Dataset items
-=-=-=-=-
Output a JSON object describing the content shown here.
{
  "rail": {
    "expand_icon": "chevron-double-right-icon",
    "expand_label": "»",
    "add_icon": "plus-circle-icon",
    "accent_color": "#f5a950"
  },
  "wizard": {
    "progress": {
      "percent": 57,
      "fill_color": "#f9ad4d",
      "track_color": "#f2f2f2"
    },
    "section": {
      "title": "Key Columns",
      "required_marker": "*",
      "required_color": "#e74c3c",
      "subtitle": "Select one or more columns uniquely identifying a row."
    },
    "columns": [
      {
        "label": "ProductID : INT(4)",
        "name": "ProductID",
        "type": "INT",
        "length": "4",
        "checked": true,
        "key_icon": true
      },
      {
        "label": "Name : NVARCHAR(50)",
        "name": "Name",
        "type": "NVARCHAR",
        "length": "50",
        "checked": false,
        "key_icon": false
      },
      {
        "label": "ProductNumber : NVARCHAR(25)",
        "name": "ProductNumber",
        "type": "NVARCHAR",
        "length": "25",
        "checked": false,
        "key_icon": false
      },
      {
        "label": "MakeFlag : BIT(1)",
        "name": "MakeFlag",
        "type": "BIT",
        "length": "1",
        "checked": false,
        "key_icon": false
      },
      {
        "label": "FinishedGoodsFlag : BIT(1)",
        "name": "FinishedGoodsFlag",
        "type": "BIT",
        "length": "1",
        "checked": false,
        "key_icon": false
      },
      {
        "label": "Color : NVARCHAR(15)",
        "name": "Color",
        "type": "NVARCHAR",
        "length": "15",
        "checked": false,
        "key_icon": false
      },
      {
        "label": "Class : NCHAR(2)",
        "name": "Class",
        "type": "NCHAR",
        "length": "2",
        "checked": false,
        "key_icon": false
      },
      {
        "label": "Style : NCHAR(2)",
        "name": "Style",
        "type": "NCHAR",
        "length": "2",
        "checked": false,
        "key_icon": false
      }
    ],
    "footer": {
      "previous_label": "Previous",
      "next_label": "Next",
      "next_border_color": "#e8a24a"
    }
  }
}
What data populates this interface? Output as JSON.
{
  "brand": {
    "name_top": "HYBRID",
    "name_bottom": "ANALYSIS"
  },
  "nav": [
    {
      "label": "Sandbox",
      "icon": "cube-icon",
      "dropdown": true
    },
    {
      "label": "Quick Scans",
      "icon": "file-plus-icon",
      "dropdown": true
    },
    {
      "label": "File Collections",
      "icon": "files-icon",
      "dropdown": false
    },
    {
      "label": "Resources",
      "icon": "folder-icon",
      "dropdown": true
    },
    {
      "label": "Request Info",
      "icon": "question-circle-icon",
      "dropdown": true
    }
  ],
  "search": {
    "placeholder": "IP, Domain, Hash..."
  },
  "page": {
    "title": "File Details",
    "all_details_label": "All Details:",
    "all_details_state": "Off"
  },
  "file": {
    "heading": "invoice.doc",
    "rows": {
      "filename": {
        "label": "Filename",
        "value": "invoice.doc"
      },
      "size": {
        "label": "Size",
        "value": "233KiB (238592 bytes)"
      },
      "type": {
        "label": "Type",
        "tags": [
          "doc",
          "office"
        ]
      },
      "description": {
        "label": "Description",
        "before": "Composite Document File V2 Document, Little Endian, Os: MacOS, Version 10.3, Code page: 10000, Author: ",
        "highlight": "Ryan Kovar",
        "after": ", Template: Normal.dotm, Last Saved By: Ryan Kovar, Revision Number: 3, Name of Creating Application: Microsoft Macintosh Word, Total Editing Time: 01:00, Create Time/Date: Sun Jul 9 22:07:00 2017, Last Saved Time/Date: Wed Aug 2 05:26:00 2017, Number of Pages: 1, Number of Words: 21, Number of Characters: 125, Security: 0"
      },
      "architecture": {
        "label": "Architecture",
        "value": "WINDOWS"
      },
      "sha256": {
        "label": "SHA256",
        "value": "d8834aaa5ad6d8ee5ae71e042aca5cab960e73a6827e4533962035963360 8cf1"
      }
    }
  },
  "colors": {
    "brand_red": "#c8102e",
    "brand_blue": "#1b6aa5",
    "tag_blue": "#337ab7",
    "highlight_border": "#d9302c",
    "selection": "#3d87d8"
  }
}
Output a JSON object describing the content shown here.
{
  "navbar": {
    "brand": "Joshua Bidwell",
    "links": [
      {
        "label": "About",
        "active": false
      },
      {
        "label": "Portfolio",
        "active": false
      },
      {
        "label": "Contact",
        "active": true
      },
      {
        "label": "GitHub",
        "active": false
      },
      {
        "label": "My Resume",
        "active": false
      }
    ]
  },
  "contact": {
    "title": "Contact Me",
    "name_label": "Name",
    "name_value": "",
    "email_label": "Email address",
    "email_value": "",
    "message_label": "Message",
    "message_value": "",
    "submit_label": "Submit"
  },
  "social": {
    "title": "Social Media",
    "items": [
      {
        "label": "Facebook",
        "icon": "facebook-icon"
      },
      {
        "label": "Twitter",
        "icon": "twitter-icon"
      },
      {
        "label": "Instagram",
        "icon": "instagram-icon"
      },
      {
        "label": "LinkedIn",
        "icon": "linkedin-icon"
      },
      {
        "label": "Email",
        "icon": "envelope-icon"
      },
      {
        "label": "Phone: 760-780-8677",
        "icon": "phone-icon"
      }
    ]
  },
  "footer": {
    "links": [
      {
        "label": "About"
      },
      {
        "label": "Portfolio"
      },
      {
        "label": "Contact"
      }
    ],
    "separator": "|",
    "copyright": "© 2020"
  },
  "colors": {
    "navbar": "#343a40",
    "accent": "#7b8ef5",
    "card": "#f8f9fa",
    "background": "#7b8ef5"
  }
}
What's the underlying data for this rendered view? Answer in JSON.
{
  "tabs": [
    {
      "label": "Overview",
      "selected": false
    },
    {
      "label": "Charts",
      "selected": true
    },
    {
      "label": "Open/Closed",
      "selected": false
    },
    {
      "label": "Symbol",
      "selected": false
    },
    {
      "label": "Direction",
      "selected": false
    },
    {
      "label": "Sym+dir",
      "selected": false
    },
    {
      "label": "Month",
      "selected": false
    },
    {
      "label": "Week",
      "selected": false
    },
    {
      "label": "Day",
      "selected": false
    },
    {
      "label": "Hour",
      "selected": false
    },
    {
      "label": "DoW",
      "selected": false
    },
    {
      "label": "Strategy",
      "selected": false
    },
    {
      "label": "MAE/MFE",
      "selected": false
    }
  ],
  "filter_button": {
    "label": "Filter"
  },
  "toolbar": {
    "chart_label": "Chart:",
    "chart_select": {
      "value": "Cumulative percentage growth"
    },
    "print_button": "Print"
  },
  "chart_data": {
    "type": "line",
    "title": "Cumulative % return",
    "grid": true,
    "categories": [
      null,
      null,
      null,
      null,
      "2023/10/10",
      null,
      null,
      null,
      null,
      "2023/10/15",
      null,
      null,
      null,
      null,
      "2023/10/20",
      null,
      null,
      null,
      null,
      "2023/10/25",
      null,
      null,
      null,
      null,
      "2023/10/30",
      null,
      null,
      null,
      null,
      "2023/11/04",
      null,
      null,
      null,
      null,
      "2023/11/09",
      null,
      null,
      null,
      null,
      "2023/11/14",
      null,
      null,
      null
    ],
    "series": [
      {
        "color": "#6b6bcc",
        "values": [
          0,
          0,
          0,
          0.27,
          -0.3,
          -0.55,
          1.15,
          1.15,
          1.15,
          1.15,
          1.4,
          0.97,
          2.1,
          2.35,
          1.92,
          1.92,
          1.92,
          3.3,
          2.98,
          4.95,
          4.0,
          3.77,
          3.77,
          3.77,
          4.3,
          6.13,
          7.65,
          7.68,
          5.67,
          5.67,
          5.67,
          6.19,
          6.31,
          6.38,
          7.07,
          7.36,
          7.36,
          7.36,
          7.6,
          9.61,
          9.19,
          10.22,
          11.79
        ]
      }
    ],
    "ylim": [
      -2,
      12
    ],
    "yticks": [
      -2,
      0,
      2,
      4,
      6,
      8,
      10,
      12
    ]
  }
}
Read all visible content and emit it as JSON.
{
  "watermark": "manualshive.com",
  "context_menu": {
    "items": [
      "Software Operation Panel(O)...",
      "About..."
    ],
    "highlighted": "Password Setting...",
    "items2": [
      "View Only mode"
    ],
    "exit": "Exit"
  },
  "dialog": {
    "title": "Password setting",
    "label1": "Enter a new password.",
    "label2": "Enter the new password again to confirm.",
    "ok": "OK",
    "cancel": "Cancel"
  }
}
-=-=-=-=-
■ TASK ■
Tally up the lines with the word "What" in them, and answer with that number by itself.

■ FULL ANSWER ■
2